- **INPUT DATA**
** START **

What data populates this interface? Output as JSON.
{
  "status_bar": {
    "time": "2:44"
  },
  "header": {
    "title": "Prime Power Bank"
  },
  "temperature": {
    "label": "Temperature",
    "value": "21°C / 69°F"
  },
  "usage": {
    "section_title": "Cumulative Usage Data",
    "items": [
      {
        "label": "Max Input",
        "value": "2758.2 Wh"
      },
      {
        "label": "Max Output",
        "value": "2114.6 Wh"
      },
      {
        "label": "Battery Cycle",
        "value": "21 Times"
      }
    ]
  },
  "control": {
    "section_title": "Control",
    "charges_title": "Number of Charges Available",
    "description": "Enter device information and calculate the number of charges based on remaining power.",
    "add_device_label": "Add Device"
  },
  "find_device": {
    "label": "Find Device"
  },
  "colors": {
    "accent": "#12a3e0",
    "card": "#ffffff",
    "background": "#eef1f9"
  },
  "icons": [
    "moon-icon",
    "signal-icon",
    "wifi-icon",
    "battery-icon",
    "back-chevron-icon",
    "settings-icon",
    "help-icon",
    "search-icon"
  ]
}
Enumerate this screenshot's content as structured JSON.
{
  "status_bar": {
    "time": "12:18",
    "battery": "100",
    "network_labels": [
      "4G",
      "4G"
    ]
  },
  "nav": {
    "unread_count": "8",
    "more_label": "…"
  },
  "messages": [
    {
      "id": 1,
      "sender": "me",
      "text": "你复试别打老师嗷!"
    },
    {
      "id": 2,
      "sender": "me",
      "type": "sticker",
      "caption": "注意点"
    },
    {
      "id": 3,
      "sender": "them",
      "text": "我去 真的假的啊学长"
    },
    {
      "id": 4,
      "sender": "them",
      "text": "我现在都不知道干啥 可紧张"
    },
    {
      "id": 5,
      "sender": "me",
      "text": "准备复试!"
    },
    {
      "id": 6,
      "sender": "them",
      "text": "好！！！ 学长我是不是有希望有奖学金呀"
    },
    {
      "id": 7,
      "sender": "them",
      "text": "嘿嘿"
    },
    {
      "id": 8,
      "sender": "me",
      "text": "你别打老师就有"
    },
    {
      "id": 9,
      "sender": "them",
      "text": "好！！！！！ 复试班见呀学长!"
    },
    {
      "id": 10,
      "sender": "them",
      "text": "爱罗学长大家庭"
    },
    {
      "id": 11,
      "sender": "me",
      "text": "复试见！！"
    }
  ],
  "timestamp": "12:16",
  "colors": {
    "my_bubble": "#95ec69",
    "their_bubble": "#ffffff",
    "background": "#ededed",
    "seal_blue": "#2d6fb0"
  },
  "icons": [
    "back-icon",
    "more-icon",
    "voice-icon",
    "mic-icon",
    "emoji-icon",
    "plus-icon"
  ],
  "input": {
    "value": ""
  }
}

** END **

- **AIM**
Output exactly the lines above, from the one holding "Enumerate this screenshot's" through the end of the data, including the first and last.

- **EXERCISE ANSWER**
Enumerate this screenshot's content as structured JSON.
{
  "status_bar": {
    "time": "12:18",
    "battery": "100",
    "network_labels": [
      "4G",
      "4G"
    ]
  },
  "nav": {
    "unread_count": "8",
    "more_label": "…"
  },
  "messages": [
    {
      "id": 1,
      "sender": "me",
      "text": "你复试别打老师嗷!"
    },
    {
      "id": 2,
      "sender": "me",
      "type": "sticker",
      "caption": "注意点"
    },
    {
      "id": 3,
      "sender": "them",
      "text": "我去 真的假的啊学长"
    },
    {
      "id": 4,
      "sender": "them",
      "text": "我现在都不知道干啥 可紧张"
    },
    {
      "id": 5,
      "sender": "me",
      "text": "准备复试!"
    },
    {
      "id": 6,
      "sender": "them",
      "text": "好！！！ 学长我是不是有希望有奖学金呀"
    },
    {
      "id": 7,
      "sender": "them",
      "text": "嘿嘿"
    },
    {
      "id": 8,
      "sender": "me",
      "text": "你别打老师就有"
    },
    {
      "id": 9,
      "sender": "them",
      "text": "好！！！！！ 复试班见呀学长!"
    },
    {
      "id": 10,
      "sender": "them",
      "text": "爱罗学长大家庭"
    },
    {
      "id": 11,
      "sender": "me",
      "text": "复试见！！"
    }
  ],
  "timestamp": "12:16",
  "colors": {
    "my_bubble": "#95ec69",
    "their_bubble": "#ffffff",
    "background": "#ededed",
    "seal_blue": "#2d6fb0"
  },
  "icons": [
    "back-icon",
    "more-icon",
    "voice-icon",
    "mic-icon",
    "emoji-icon",
    "plus-icon"
  ],
  "input": {
    "value": ""
  }
}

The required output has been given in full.